RECORD EXCERPTS:
** start **
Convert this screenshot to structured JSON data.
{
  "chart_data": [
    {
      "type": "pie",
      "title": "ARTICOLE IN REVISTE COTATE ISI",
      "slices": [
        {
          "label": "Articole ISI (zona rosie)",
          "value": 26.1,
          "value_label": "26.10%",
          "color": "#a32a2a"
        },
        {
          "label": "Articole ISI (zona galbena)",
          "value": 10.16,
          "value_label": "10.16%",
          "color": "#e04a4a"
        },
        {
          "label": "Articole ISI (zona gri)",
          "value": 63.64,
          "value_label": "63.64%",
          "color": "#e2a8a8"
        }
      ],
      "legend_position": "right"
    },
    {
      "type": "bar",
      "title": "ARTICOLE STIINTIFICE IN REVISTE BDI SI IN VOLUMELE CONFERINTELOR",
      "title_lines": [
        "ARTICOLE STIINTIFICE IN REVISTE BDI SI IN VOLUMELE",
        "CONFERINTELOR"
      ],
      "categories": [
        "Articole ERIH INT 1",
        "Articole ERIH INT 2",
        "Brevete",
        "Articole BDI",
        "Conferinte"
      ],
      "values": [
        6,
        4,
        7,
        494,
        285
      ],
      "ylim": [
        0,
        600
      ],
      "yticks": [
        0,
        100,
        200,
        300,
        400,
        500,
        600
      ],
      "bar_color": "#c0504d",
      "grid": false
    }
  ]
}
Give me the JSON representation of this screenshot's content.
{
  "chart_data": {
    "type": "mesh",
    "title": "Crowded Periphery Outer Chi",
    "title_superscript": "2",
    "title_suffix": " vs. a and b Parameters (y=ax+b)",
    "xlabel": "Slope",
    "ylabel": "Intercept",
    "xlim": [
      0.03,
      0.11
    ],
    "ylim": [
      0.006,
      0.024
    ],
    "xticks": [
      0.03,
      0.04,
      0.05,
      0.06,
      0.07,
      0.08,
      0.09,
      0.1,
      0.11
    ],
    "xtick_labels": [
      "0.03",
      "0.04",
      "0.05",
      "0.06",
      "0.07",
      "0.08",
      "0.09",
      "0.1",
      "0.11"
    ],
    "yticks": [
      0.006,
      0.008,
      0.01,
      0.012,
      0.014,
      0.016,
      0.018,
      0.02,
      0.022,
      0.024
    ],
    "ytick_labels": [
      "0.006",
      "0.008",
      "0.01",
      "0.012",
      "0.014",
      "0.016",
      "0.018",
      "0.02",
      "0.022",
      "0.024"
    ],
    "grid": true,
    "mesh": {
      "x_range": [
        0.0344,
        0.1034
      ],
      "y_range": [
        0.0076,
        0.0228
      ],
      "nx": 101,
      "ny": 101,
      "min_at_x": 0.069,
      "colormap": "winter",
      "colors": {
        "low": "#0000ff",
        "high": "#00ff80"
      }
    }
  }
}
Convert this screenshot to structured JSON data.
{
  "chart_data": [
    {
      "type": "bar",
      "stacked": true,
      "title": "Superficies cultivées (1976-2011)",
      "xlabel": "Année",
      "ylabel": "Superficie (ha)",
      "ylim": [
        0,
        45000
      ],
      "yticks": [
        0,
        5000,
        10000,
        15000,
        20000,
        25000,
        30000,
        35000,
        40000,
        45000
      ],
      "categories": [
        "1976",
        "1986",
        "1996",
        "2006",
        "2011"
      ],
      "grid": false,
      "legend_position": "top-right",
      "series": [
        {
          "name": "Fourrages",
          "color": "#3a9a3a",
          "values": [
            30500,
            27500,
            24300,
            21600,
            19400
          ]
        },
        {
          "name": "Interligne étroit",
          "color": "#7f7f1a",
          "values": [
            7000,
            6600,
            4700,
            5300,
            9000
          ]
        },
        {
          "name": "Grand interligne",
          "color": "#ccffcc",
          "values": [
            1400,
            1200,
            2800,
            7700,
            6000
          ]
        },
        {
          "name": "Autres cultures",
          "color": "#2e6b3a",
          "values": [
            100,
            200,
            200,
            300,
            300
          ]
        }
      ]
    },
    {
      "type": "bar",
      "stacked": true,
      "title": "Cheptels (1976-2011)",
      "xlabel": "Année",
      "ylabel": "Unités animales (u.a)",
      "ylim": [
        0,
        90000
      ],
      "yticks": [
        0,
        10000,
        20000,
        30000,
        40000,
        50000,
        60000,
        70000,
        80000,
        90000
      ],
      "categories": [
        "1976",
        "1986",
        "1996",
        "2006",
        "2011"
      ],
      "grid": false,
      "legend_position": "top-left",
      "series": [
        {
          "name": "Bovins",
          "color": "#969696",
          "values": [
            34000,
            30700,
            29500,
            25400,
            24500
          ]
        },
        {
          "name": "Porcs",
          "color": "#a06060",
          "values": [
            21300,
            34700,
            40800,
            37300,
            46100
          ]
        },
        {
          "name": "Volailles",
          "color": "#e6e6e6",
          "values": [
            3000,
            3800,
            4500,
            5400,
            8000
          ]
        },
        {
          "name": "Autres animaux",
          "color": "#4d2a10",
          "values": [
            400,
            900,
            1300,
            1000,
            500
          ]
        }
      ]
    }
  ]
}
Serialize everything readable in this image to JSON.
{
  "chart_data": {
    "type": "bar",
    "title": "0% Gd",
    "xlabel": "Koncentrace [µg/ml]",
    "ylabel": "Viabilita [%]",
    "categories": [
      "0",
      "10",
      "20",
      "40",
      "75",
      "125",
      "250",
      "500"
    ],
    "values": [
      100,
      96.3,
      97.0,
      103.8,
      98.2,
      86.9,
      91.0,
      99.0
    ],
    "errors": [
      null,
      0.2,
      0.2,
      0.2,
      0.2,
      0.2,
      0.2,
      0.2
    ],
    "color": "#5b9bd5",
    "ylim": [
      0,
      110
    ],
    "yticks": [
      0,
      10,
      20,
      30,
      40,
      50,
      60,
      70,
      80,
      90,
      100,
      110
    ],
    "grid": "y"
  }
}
** end **
Sift the material for lines with the string "name". Copy each one found.

WRITTEN ANSWER:
          "name": "Fourrages",
          "name": "Interligne étroit",
          "name": "Grand interligne",
          "name": "Autres cultures",
          "name": "Bovins",
          "name": "Porcs",
          "name": "Volailles",
          "name": "Autres animaux",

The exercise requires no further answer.